» **Exercise objective**: Write out every entry, unchanged. Skip any picture.

» **Records for processing**:
* * *

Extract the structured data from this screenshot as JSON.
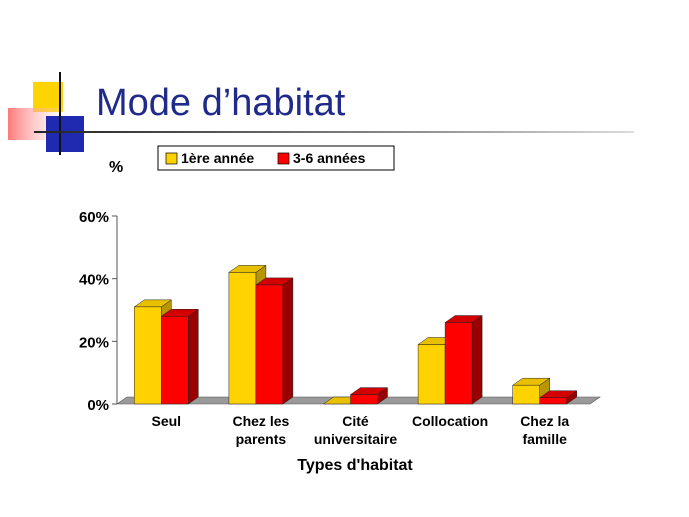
{
  "slide": {
    "title": "Mode d’habitat"
  },
  "colors": {
    "series1": "#ffd200",
    "series1_dark": "#b89600",
    "series1_top": "#e8c000",
    "series2": "#ff0000",
    "series2_dark": "#9a0000",
    "series2_top": "#d40000",
    "floor": "#9a9a9a",
    "title": "#1f2a8a"
  },
  "chart_data": {
    "type": "bar",
    "title": "",
    "xlabel": "Types d'habitat",
    "ylabel": "%",
    "ylim": [
      0,
      60
    ],
    "yticks": [
      {
        "value": 0,
        "label": "0%"
      },
      {
        "value": 20,
        "label": "20%"
      },
      {
        "value": 40,
        "label": "40%"
      },
      {
        "value": 60,
        "label": "60%"
      }
    ],
    "categories": [
      [
        "Seul"
      ],
      [
        "Chez les",
        "parents"
      ],
      [
        "Cité",
        "universitaire"
      ],
      [
        "Collocation"
      ],
      [
        "Chez la",
        "famille"
      ]
    ],
    "series": [
      {
        "name": "1ère année",
        "values": [
          31,
          42,
          0,
          19,
          6
        ]
      },
      {
        "name": "3-6 années",
        "values": [
          28,
          38,
          3,
          26,
          2
        ]
      }
    ],
    "legend_position": "top",
    "grid": false,
    "three_d": true
  }
}
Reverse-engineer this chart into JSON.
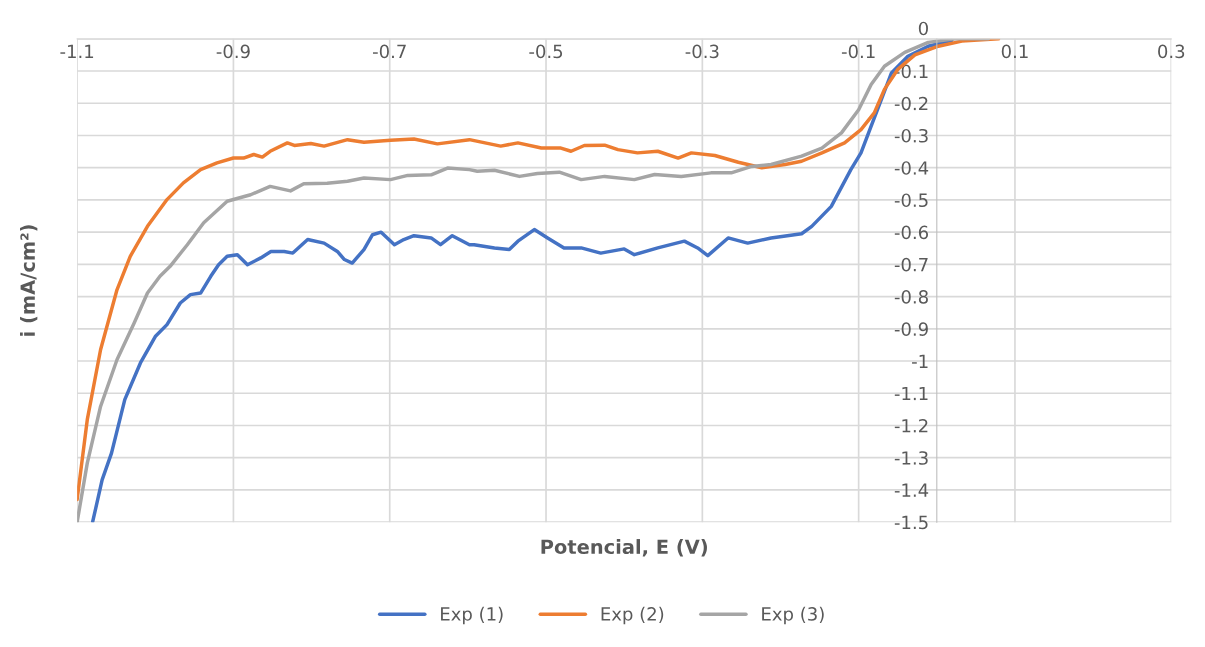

* * *

» **Full answer**:
Extract the structured data from this screenshot as JSON.
{
  "slide": {
    "title": "Mode d’habitat"
  },
  "colors": {
    "series1": "#ffd200",
    "series1_dark": "#b89600",
    "series1_top": "#e8c000",
    "series2": "#ff0000",
    "series2_dark": "#9a0000",
    "series2_top": "#d40000",
    "floor": "#9a9a9a",
    "title": "#1f2a8a"
  },
  "chart_data": {
    "type": "bar",
    "title": "",
    "xlabel": "Types d'habitat",
    "ylabel": "%",
    "ylim": [
      0,
      60
    ],
    "yticks": [
      {
        "value": 0,
        "label": "0%"
      },
      {
        "value": 20,
        "label": "20%"
      },
      {
        "value": 40,
        "label": "40%"
      },
      {
        "value": 60,
        "label": "60%"
      }
    ],
    "categories": [
      [
        "Seul"
      ],
      [
        "Chez les",
        "parents"
      ],
      [
        "Cité",
        "universitaire"
      ],
      [
        "Collocation"
      ],
      [
        "Chez la",
        "famille"
      ]
    ],
    "series": [
      {
        "name": "1ère année",
        "values": [
          31,
          42,
          0,
          19,
          6
        ]
      },
      {
        "name": "3-6 années",
        "values": [
          28,
          38,
          3,
          26,
          2
        ]
      }
    ],
    "legend_position": "top",
    "grid": false,
    "three_d": true
  }
}
Reverse-engineer this chart into JSON.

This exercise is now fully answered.